STATED TASK:
Repeat the data word for word. Do not include the pictures.

[Stored data]
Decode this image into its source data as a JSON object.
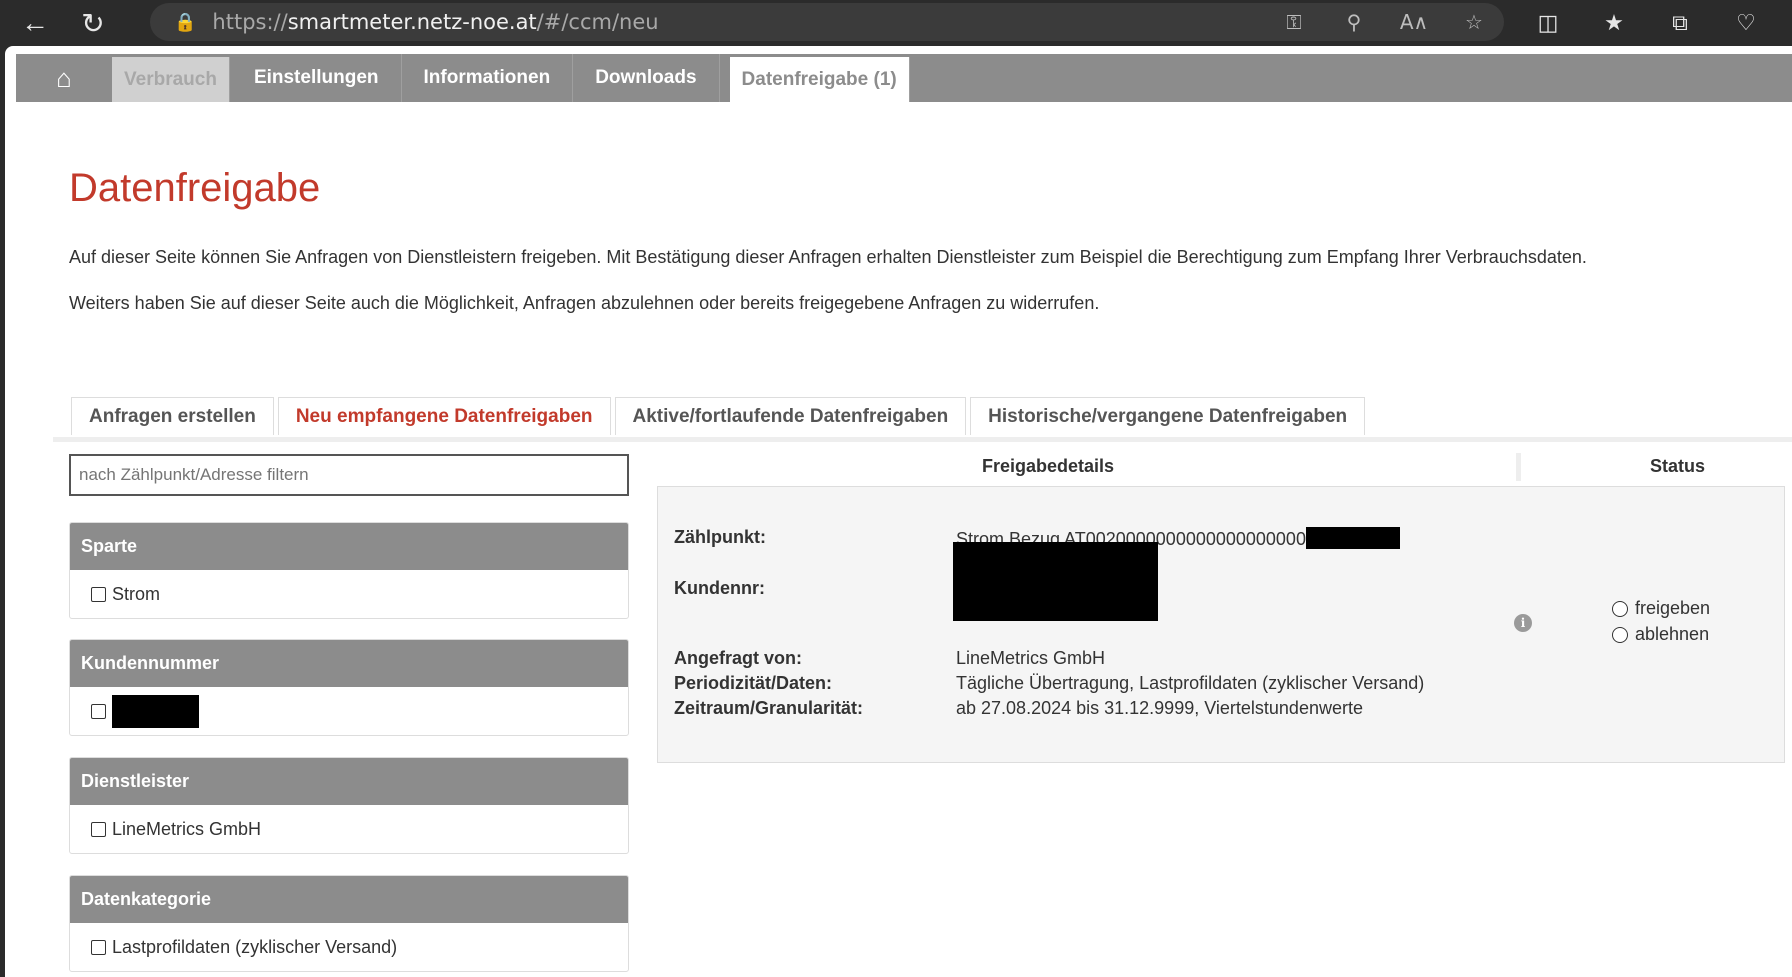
{
  "browser": {
    "url_protocol": "https://",
    "url_host": "smartmeter.netz-noe.at",
    "url_path": "/#/ccm/neu"
  },
  "nav": {
    "items": [
      "Verbrauch",
      "Einstellungen",
      "Informationen",
      "Downloads"
    ],
    "active": "Datenfreigabe (1)"
  },
  "page": {
    "title": "Datenfreigabe",
    "intro1": "Auf dieser Seite können Sie Anfragen von Dienstleistern freigeben. Mit Bestätigung dieser Anfragen erhalten Dienstleister zum Beispiel die Berechtigung zum Empfang Ihrer Verbrauchsdaten.",
    "intro2": "Weiters haben Sie auf dieser Seite auch die Möglichkeit, Anfragen abzulehnen oder bereits freigegebene Anfragen zu widerrufen."
  },
  "tabs": [
    "Anfragen erstellen",
    "Neu empfangene Datenfreigaben",
    "Aktive/fortlaufende Datenfreigaben",
    "Historische/vergangene Datenfreigaben"
  ],
  "filter": {
    "placeholder": "nach Zählpunkt/Adresse filtern"
  },
  "facets": {
    "sparte": {
      "title": "Sparte",
      "option": "Strom"
    },
    "kundennummer": {
      "title": "Kundennummer"
    },
    "dienstleister": {
      "title": "Dienstleister",
      "option": "LineMetrics GmbH"
    },
    "datenkategorie": {
      "title": "Datenkategorie",
      "option": "Lastprofildaten (zyklischer Versand)"
    }
  },
  "columns": {
    "details": "Freigabedetails",
    "status": "Status"
  },
  "request": {
    "zaehlpunkt_label": "Zählpunkt:",
    "zaehlpunkt_value": "Strom Bezug AT0020000000000000000000",
    "kundennr_label": "Kundennr:",
    "angefragt_label": "Angefragt von:",
    "angefragt_value": "LineMetrics GmbH",
    "periodizitaet_label": "Periodizität/Daten:",
    "periodizitaet_value": "Tägliche Übertragung, Lastprofildaten (zyklischer Versand)",
    "zeitraum_label": "Zeitraum/Granularität:",
    "zeitraum_value": "ab 27.08.2024 bis 31.12.9999, Viertelstundenwerte",
    "approve_label": "freigeben",
    "reject_label": "ablehnen"
  },
  "icons": [
    "back-icon",
    "refresh-icon",
    "lock-icon",
    "key-icon",
    "zoom-out-icon",
    "read-aloud-icon",
    "favorite-icon",
    "split-screen-icon",
    "favorites-icon",
    "collections-icon",
    "health-icon",
    "home-icon",
    "info-icon"
  ]
}
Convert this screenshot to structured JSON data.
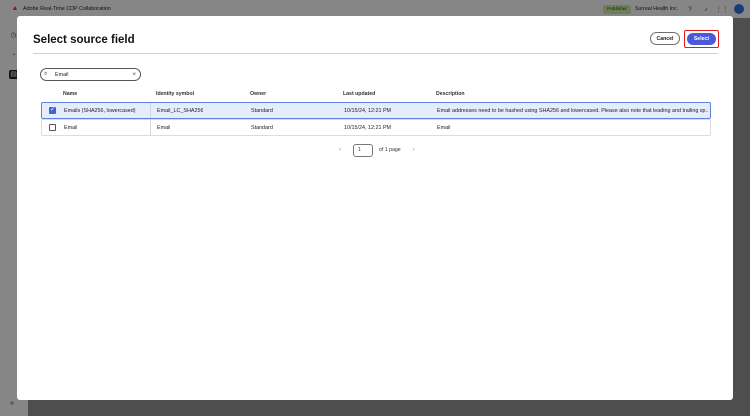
{
  "app": {
    "title": "Adobe Real-Time CDP Collaboration",
    "role_badge": "Publisher",
    "org_name": "Surreal Health Inc."
  },
  "modal": {
    "title": "Select source field",
    "cancel_label": "Cancel",
    "select_label": "Select"
  },
  "search": {
    "value": "Email",
    "clear_icon": "×"
  },
  "table": {
    "columns": [
      "Name",
      "Identity symbol",
      "Owner",
      "Last updated",
      "Description"
    ],
    "rows": [
      {
        "checked": true,
        "name": "Emails (SHA256, lowercased)",
        "identity": "Email_LC_SHA256",
        "owner": "Standard",
        "updated": "10/15/24, 12:21 PM",
        "description": "Email addresses need to be hashed using SHA256 and lowercased. Please also note that leading and trailing sp..."
      },
      {
        "checked": false,
        "name": "Email",
        "identity": "Email",
        "owner": "Standard",
        "updated": "10/15/24, 12:21 PM",
        "description": "Email"
      }
    ]
  },
  "pagination": {
    "page": "1",
    "of_label": "of 1 page"
  },
  "icons": {
    "search": "search-icon",
    "help": "help-icon",
    "bell": "bell-icon",
    "apps": "apps-grid-icon"
  },
  "colors": {
    "accent": "#4b59d8",
    "highlight": "#e0191b",
    "selected_row": "#e5ecfb"
  }
}
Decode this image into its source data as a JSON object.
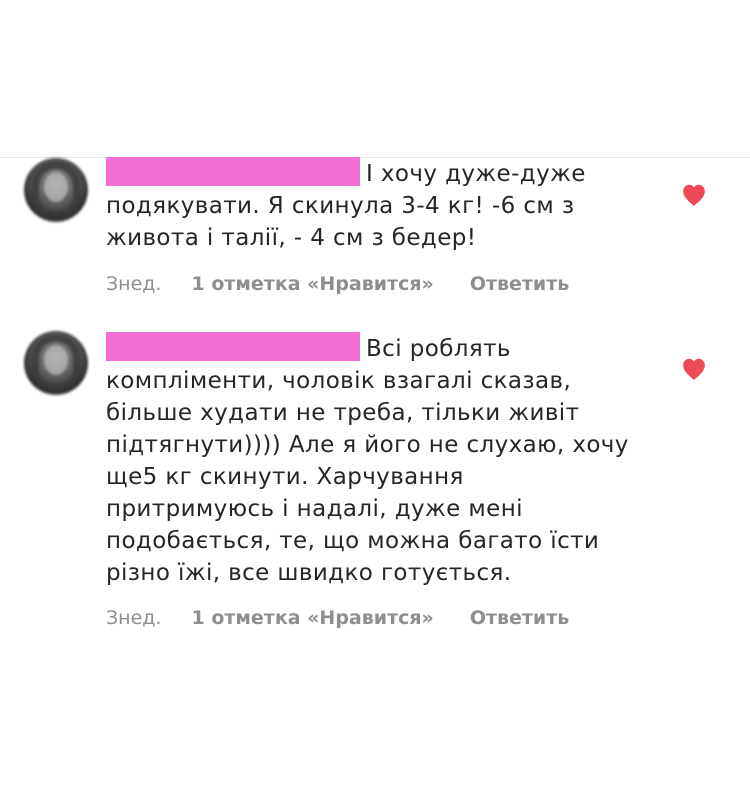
{
  "comments": [
    {
      "text": "І хочу дуже-дуже подякувати. Я скинула 3-4 кг! -6 см з живота і талії, - 4 см з бедер!",
      "time": "Знед.",
      "likes": "1 отметка «Нравится»",
      "reply": "Ответить",
      "liked_icon": "heart-icon"
    },
    {
      "text": "Всі роблять компліменти, чоловік взагалі сказав, більше худати не треба, тільки живіт підтягнути)))) Але я його не слухаю, хочу ще5 кг скинути. Харчування притримуюсь і надалі, дуже мені подобається, те, що можна багато їсти різно їжі, все швидко готується.",
      "time": "Знед.",
      "likes": "1 отметка «Нравится»",
      "reply": "Ответить",
      "liked_icon": "heart-icon"
    }
  ],
  "colors": {
    "text": "#262626",
    "meta": "#8e8e8e",
    "heart": "#ed4956",
    "redaction": "#f36fd3"
  }
}
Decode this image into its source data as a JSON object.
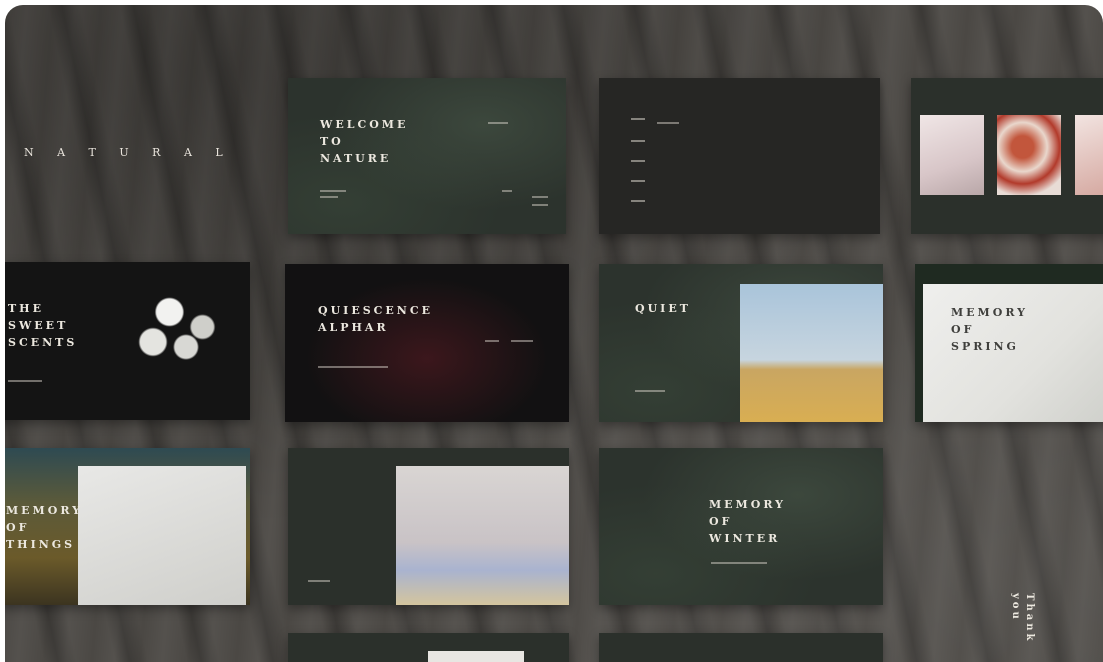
{
  "brand": {
    "name": "N A T U R A L"
  },
  "slides": {
    "welcome": {
      "title": "WELCOME\nTO\nNATURE"
    },
    "sweet": {
      "title": "THE\nSWEET\nSCENTS"
    },
    "quote": {
      "title": "QUIESCENCE\nALPHAR"
    },
    "quiet": {
      "title": "QUIET"
    },
    "spring": {
      "title": "MEMORY\nOF\nSPRING"
    },
    "memory_left": {
      "title": "MEMORY\nOF\nTHINGS"
    },
    "memory_center": {
      "title": "MEMORY\nOF\nWINTER"
    }
  },
  "footer": {
    "thanks": "Thank you"
  },
  "colors": {
    "background": "#4b4844",
    "slide_green": "#2b302b",
    "slide_black": "#141414",
    "text_light": "#ece8df"
  }
}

WORKED SOLUTION:
Decode this image into its source data as a JSON object.
{
  "browser": {
    "url_protocol": "https://",
    "url_host": "smartmeter.netz-noe.at",
    "url_path": "/#/ccm/neu"
  },
  "nav": {
    "items": [
      "Verbrauch",
      "Einstellungen",
      "Informationen",
      "Downloads"
    ],
    "active": "Datenfreigabe (1)"
  },
  "page": {
    "title": "Datenfreigabe",
    "intro1": "Auf dieser Seite können Sie Anfragen von Dienstleistern freigeben. Mit Bestätigung dieser Anfragen erhalten Dienstleister zum Beispiel die Berechtigung zum Empfang Ihrer Verbrauchsdaten.",
    "intro2": "Weiters haben Sie auf dieser Seite auch die Möglichkeit, Anfragen abzulehnen oder bereits freigegebene Anfragen zu widerrufen."
  },
  "tabs": [
    "Anfragen erstellen",
    "Neu empfangene Datenfreigaben",
    "Aktive/fortlaufende Datenfreigaben",
    "Historische/vergangene Datenfreigaben"
  ],
  "filter": {
    "placeholder": "nach Zählpunkt/Adresse filtern"
  },
  "facets": {
    "sparte": {
      "title": "Sparte",
      "option": "Strom"
    },
    "kundennummer": {
      "title": "Kundennummer"
    },
    "dienstleister": {
      "title": "Dienstleister",
      "option": "LineMetrics GmbH"
    },
    "datenkategorie": {
      "title": "Datenkategorie",
      "option": "Lastprofildaten (zyklischer Versand)"
    }
  },
  "columns": {
    "details": "Freigabedetails",
    "status": "Status"
  },
  "request": {
    "zaehlpunkt_label": "Zählpunkt:",
    "zaehlpunkt_value": "Strom Bezug AT0020000000000000000000",
    "kundennr_label": "Kundennr:",
    "angefragt_label": "Angefragt von:",
    "angefragt_value": "LineMetrics GmbH",
    "periodizitaet_label": "Periodizität/Daten:",
    "periodizitaet_value": "Tägliche Übertragung, Lastprofildaten (zyklischer Versand)",
    "zeitraum_label": "Zeitraum/Granularität:",
    "zeitraum_value": "ab 27.08.2024 bis 31.12.9999, Viertelstundenwerte",
    "approve_label": "freigeben",
    "reject_label": "ablehnen"
  },
  "icons": [
    "back-icon",
    "refresh-icon",
    "lock-icon",
    "key-icon",
    "zoom-out-icon",
    "read-aloud-icon",
    "favorite-icon",
    "split-screen-icon",
    "favorites-icon",
    "collections-icon",
    "health-icon",
    "home-icon",
    "info-icon"
  ]
}
Convert this screenshot to structured JSON data.
{
  "app": {
    "title": "Adobe Real-Time CDP Collaboration",
    "role_badge": "Publisher",
    "org_name": "Surreal Health Inc."
  },
  "modal": {
    "title": "Select source field",
    "cancel_label": "Cancel",
    "select_label": "Select"
  },
  "search": {
    "value": "Email",
    "clear_icon": "×"
  },
  "table": {
    "columns": [
      "Name",
      "Identity symbol",
      "Owner",
      "Last updated",
      "Description"
    ],
    "rows": [
      {
        "checked": true,
        "name": "Emails (SHA256, lowercased)",
        "identity": "Email_LC_SHA256",
        "owner": "Standard",
        "updated": "10/15/24, 12:21 PM",
        "description": "Email addresses need to be hashed using SHA256 and lowercased. Please also note that leading and trailing sp..."
      },
      {
        "checked": false,
        "name": "Email",
        "identity": "Email",
        "owner": "Standard",
        "updated": "10/15/24, 12:21 PM",
        "description": "Email"
      }
    ]
  },
  "pagination": {
    "page": "1",
    "of_label": "of 1 page"
  },
  "icons": {
    "search": "search-icon",
    "help": "help-icon",
    "bell": "bell-icon",
    "apps": "apps-grid-icon"
  },
  "colors": {
    "accent": "#4b59d8",
    "highlight": "#e0191b",
    "selected_row": "#e5ecfb"
  }
}
Decode this image into its source data as a JSON object.
{
  "comments": [
    {
      "text": "І хочу дуже-дуже подякувати. Я скинула 3-4 кг! -6 см з живота і талії, - 4 см з бедер!",
      "time": "Знед.",
      "likes": "1 отметка «Нравится»",
      "reply": "Ответить",
      "liked_icon": "heart-icon"
    },
    {
      "text": "Всі роблять компліменти, чоловік взагалі сказав, більше худати не треба, тільки живіт підтягнути)))) Але я його не слухаю, хочу ще5 кг скинути. Харчування притримуюсь і надалі, дуже мені подобається, те, що можна багато їсти різно їжі, все швидко готується.",
      "time": "Знед.",
      "likes": "1 отметка «Нравится»",
      "reply": "Ответить",
      "liked_icon": "heart-icon"
    }
  ],
  "colors": {
    "text": "#262626",
    "meta": "#8e8e8e",
    "heart": "#ed4956",
    "redaction": "#f36fd3"
  }
}
Decode this image into its source data as a JSON object.
{
  "brand": {
    "name": "N A T U R A L"
  },
  "slides": {
    "welcome": {
      "title": "WELCOME\nTO\nNATURE"
    },
    "sweet": {
      "title": "THE\nSWEET\nSCENTS"
    },
    "quote": {
      "title": "QUIESCENCE\nALPHAR"
    },
    "quiet": {
      "title": "QUIET"
    },
    "spring": {
      "title": "MEMORY\nOF\nSPRING"
    },
    "memory_left": {
      "title": "MEMORY\nOF\nTHINGS"
    },
    "memory_center": {
      "title": "MEMORY\nOF\nWINTER"
    }
  },
  "footer": {
    "thanks": "Thank you"
  },
  "colors": {
    "background": "#4b4844",
    "slide_green": "#2b302b",
    "slide_black": "#141414",
    "text_light": "#ece8df"
  }
}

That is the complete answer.